→ WHAT YOU NEED TO DO: In the entries below, find the lines that contain the word "this" and copy them.

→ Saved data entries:
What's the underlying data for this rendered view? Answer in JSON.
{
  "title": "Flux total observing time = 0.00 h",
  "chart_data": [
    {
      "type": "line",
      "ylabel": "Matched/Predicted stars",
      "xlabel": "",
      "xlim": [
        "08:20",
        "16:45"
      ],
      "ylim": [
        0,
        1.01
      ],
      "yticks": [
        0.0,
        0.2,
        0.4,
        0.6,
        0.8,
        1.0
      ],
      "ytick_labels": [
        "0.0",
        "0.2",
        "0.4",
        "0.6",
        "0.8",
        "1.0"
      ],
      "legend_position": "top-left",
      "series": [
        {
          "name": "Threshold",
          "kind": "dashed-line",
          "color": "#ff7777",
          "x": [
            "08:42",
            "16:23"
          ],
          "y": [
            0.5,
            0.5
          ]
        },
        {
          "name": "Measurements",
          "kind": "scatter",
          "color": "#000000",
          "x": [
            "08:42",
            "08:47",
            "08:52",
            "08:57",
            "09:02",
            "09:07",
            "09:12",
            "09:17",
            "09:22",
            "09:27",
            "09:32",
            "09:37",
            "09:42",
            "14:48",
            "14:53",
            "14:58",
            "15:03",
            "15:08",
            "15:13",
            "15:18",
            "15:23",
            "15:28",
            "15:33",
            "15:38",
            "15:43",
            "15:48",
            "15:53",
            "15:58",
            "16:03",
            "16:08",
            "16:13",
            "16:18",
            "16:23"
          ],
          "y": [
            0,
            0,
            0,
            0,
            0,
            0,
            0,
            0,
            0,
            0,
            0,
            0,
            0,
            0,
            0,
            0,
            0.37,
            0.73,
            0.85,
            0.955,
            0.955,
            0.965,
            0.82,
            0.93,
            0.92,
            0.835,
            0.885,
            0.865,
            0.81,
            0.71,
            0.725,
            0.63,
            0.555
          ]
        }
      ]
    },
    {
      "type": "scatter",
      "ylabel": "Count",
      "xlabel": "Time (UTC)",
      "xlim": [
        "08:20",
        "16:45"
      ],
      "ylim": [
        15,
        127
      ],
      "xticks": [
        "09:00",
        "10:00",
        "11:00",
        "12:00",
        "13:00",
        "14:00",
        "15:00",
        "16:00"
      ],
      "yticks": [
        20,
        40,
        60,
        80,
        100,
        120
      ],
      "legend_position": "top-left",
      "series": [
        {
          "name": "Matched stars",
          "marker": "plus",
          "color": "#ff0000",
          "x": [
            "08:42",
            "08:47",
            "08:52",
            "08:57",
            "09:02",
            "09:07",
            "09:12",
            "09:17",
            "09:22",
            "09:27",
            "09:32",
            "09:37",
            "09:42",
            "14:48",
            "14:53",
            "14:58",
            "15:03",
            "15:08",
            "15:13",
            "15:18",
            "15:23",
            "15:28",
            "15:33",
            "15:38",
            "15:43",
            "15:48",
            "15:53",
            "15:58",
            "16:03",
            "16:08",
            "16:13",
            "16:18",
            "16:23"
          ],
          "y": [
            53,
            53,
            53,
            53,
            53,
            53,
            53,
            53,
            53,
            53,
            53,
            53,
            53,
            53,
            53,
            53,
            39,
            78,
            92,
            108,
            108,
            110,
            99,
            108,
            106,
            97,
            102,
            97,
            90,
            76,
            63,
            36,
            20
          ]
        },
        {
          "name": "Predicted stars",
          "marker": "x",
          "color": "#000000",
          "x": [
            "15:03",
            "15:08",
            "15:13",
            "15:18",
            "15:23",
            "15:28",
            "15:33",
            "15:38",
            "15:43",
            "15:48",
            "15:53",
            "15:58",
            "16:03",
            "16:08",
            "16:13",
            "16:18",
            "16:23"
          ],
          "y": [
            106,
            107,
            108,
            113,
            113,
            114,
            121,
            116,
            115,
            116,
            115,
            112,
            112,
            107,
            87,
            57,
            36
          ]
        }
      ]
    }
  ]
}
--
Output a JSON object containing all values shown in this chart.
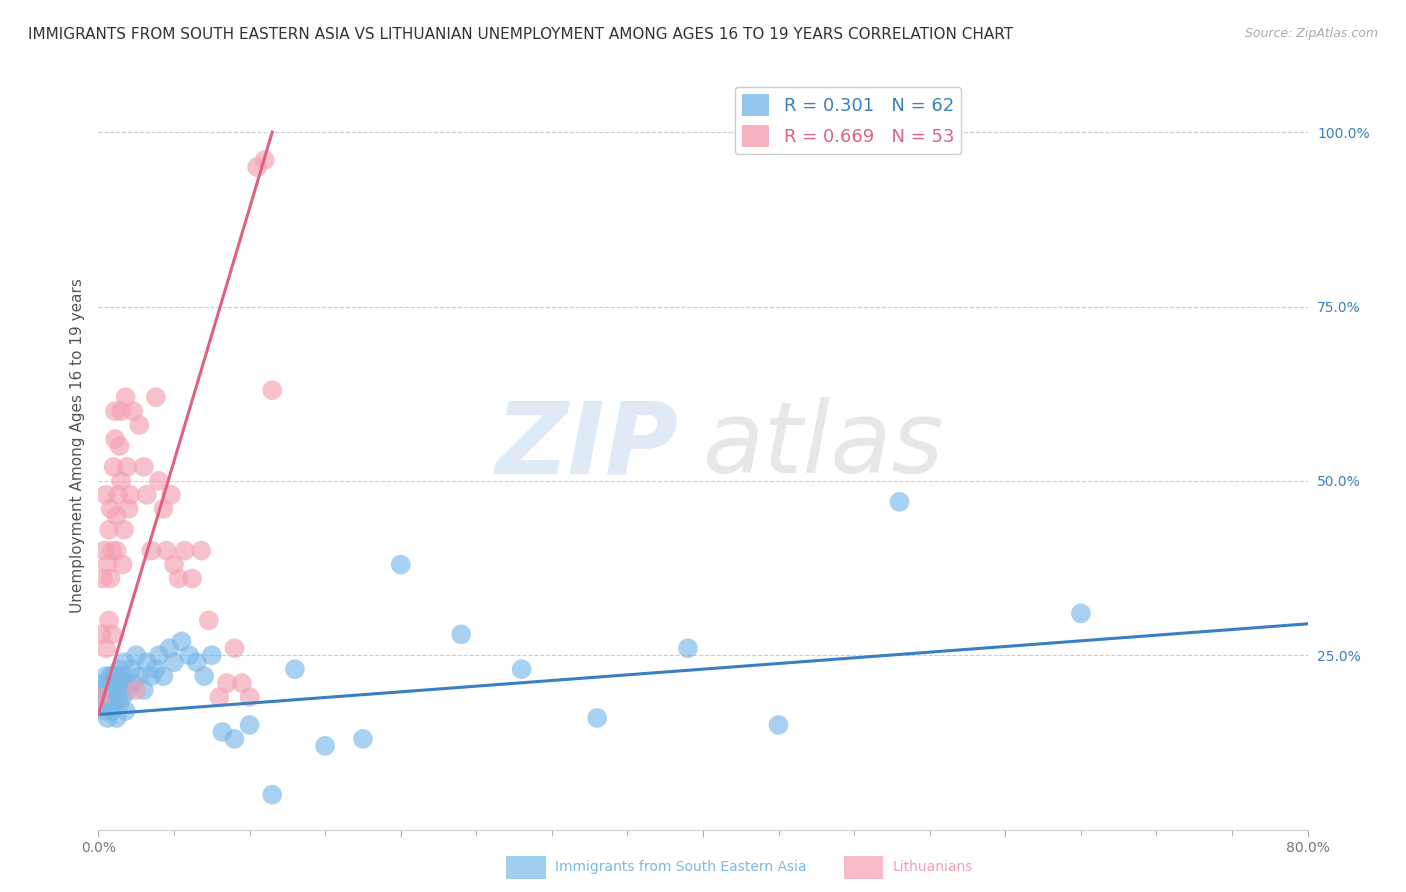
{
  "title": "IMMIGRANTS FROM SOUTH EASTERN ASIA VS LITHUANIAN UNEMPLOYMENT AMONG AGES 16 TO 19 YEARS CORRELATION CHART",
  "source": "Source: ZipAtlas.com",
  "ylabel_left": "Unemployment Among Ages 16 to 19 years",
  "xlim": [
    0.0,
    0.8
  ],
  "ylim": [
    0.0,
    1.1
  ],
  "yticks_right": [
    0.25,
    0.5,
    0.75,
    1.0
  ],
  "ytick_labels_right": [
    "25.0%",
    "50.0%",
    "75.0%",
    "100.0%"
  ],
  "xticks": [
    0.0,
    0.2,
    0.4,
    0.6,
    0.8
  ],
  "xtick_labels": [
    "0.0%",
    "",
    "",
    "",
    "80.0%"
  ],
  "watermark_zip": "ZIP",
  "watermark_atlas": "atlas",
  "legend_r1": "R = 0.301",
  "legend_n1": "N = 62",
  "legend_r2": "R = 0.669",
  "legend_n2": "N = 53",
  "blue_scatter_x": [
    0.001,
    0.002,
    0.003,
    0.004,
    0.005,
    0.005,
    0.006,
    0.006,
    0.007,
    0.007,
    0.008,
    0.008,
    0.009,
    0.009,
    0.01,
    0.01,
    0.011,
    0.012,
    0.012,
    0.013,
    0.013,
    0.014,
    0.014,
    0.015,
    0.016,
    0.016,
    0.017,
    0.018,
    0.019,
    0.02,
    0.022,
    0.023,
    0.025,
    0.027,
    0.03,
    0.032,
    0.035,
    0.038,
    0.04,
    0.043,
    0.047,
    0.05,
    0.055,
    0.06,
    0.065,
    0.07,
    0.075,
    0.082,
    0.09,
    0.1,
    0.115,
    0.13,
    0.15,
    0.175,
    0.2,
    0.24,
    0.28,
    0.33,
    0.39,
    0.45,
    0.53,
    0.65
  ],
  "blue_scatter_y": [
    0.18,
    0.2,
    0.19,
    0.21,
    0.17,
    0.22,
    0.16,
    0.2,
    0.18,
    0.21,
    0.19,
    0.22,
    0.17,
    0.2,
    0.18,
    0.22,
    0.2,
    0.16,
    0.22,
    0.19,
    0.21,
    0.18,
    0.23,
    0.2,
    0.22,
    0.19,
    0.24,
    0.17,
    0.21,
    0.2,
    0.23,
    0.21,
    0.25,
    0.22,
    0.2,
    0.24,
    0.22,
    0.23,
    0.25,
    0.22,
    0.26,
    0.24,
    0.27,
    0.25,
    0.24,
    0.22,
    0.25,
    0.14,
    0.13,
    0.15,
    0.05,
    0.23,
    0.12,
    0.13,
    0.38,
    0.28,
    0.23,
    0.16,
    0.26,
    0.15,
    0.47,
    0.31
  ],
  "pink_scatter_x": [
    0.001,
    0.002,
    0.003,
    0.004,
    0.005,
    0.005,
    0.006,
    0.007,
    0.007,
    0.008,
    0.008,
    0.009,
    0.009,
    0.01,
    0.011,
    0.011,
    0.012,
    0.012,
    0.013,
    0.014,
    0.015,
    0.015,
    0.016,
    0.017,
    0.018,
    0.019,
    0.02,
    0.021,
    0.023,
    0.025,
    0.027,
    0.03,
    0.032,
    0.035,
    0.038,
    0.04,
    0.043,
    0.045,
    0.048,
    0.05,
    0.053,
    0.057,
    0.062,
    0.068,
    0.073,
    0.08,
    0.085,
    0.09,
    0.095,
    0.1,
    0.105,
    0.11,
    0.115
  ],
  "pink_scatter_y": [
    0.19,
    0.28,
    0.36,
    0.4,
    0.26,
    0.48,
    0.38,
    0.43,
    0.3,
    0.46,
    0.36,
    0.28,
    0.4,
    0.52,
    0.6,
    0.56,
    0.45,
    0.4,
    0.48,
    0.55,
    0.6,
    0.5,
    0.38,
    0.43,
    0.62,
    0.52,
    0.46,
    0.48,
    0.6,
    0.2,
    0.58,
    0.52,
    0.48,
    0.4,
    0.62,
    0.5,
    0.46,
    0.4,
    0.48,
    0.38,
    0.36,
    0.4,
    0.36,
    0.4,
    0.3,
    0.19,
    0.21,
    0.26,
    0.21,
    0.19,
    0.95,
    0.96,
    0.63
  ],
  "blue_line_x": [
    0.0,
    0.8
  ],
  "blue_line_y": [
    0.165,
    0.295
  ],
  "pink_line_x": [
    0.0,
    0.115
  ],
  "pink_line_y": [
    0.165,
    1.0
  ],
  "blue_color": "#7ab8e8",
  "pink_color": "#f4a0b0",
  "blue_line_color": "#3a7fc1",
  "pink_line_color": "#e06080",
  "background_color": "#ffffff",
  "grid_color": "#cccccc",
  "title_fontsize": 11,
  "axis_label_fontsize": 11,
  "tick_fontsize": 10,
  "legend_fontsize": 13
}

→ REPLY:
What's the underlying data for this rendered view? Answer in JSON.
Output a JSON object containing all values shown in this chart.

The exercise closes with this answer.